[Region boundary data]
····················
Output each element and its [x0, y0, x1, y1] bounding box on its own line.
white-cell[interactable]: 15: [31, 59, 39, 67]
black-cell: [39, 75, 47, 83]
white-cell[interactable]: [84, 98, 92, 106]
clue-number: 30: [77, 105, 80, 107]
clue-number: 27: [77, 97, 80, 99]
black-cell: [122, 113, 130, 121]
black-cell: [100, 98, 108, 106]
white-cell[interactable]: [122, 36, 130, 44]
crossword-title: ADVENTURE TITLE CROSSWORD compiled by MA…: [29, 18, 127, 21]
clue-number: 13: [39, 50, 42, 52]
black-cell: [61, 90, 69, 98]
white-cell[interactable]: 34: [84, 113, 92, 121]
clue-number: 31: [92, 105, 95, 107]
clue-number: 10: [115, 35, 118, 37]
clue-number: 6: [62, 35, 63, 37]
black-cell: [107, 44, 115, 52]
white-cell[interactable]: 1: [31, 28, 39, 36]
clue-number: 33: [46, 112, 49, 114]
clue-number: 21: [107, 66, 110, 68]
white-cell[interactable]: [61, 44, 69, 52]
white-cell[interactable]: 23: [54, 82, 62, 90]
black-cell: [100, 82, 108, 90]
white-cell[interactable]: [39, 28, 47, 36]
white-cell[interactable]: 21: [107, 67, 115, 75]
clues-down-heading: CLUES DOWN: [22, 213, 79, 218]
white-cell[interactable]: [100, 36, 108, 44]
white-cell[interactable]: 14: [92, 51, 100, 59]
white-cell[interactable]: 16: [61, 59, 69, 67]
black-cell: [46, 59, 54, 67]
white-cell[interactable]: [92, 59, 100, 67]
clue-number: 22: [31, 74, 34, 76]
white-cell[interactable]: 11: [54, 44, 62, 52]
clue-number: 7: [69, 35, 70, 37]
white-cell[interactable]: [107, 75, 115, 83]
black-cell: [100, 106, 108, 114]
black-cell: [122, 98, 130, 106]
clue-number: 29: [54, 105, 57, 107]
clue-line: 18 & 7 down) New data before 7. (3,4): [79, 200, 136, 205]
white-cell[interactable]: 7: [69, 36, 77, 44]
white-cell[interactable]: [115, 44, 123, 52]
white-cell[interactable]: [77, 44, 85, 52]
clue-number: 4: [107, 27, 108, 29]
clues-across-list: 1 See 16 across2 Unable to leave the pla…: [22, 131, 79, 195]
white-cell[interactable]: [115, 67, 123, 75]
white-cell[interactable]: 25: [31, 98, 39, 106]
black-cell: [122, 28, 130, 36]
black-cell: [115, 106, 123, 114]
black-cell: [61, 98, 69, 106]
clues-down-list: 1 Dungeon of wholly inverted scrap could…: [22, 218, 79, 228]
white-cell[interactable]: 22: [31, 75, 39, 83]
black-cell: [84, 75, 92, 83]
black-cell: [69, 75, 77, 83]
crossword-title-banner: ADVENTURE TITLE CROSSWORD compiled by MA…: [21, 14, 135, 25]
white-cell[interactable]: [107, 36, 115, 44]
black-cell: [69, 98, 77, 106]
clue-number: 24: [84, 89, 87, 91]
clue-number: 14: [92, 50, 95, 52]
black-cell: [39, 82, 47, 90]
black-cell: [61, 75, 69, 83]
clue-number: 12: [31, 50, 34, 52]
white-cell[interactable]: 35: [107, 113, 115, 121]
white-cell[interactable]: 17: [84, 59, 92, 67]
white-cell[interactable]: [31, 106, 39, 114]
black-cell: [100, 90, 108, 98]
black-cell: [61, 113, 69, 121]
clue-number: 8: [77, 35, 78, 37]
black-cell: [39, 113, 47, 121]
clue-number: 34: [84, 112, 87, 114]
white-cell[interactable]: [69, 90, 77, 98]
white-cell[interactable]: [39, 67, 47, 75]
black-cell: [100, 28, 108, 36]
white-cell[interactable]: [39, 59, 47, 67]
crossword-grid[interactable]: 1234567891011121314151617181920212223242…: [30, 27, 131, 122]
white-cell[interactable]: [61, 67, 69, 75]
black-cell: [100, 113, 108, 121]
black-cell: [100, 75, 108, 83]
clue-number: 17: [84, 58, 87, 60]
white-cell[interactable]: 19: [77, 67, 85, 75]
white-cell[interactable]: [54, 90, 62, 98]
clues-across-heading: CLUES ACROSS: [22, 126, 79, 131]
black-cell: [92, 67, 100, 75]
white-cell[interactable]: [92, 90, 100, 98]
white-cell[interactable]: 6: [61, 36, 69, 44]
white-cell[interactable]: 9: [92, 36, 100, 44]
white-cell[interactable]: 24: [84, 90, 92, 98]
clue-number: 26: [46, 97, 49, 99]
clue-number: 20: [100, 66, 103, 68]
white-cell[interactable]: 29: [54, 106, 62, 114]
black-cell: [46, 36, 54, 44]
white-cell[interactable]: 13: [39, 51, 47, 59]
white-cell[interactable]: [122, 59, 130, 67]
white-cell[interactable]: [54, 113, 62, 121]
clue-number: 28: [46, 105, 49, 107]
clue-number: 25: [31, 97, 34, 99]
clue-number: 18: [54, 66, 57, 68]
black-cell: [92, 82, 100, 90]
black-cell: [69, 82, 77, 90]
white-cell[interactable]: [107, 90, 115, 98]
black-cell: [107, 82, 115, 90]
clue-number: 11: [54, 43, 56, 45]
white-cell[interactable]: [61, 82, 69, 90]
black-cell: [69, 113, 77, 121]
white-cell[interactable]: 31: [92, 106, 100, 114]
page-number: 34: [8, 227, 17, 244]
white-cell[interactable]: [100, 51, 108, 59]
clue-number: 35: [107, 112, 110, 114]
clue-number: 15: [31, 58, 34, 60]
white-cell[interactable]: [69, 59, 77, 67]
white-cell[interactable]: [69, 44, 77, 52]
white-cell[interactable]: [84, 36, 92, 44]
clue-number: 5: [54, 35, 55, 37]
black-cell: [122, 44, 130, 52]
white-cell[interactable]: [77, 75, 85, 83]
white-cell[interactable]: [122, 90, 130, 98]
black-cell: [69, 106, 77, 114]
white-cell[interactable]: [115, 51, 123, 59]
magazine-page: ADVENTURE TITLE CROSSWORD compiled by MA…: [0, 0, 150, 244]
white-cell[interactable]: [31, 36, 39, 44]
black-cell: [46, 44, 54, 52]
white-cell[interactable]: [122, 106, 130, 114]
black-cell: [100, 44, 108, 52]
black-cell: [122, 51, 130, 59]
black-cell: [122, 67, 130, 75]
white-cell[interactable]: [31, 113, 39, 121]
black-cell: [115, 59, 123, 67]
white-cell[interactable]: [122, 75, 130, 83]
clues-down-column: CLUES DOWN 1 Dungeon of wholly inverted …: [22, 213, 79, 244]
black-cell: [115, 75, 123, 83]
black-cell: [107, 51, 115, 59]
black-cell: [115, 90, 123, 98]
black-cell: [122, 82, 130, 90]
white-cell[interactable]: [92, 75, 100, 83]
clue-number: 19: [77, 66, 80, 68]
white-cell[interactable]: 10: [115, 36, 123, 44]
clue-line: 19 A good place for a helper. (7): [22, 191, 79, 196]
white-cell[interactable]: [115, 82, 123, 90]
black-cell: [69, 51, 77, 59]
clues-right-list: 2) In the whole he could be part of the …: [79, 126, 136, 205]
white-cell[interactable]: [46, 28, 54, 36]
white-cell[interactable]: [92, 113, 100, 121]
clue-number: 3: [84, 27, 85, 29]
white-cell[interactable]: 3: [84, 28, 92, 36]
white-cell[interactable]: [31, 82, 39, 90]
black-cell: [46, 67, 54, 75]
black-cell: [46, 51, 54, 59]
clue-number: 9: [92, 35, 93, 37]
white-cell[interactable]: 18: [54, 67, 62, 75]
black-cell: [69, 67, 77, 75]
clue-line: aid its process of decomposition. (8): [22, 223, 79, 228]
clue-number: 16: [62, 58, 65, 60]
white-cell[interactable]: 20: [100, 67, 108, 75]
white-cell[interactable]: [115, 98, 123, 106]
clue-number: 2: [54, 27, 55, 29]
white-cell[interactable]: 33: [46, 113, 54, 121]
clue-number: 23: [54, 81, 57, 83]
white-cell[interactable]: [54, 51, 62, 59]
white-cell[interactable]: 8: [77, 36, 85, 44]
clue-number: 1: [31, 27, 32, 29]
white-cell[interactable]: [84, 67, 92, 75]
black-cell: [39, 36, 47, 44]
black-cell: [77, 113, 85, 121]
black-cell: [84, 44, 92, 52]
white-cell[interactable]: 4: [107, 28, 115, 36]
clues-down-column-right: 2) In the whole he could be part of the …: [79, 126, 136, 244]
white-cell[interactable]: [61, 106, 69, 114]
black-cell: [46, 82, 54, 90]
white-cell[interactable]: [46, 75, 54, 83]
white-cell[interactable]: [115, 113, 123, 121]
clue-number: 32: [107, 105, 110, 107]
····················
## DIRECTIONS FOR THIS TASK
Copy the lines above without any change, starting at the first line and ending at the line containing "white-cell[interactable]: [92, 59, 100, 67]".

## EXERCISE SOLUTION
Output each element and its [x0, y0, x1, y1] bounding box on its own line.
white-cell[interactable]: 15: [31, 59, 39, 67]
black-cell: [39, 75, 47, 83]
white-cell[interactable]: [84, 98, 92, 106]
clue-number: 30: [77, 105, 80, 107]
clue-number: 27: [77, 97, 80, 99]
black-cell: [122, 113, 130, 121]
black-cell: [100, 98, 108, 106]
white-cell[interactable]: [122, 36, 130, 44]
crossword-title: ADVENTURE TITLE CROSSWORD compiled by MA…: [29, 18, 127, 21]
clue-number: 13: [39, 50, 42, 52]
black-cell: [61, 90, 69, 98]
white-cell[interactable]: 34: [84, 113, 92, 121]
clue-number: 31: [92, 105, 95, 107]
clue-number: 10: [115, 35, 118, 37]
clue-number: 6: [62, 35, 63, 37]
black-cell: [107, 44, 115, 52]
white-cell[interactable]: 1: [31, 28, 39, 36]
clue-number: 33: [46, 112, 49, 114]
clue-number: 21: [107, 66, 110, 68]
white-cell[interactable]: [61, 44, 69, 52]
white-cell[interactable]: 23: [54, 82, 62, 90]
black-cell: [100, 82, 108, 90]
white-cell[interactable]: [39, 28, 47, 36]
white-cell[interactable]: 21: [107, 67, 115, 75]
clues-down-heading: CLUES DOWN: [22, 213, 79, 218]
white-cell[interactable]: [100, 36, 108, 44]
white-cell[interactable]: 14: [92, 51, 100, 59]
white-cell[interactable]: 16: [61, 59, 69, 67]
black-cell: [46, 59, 54, 67]
white-cell[interactable]: [92, 59, 100, 67]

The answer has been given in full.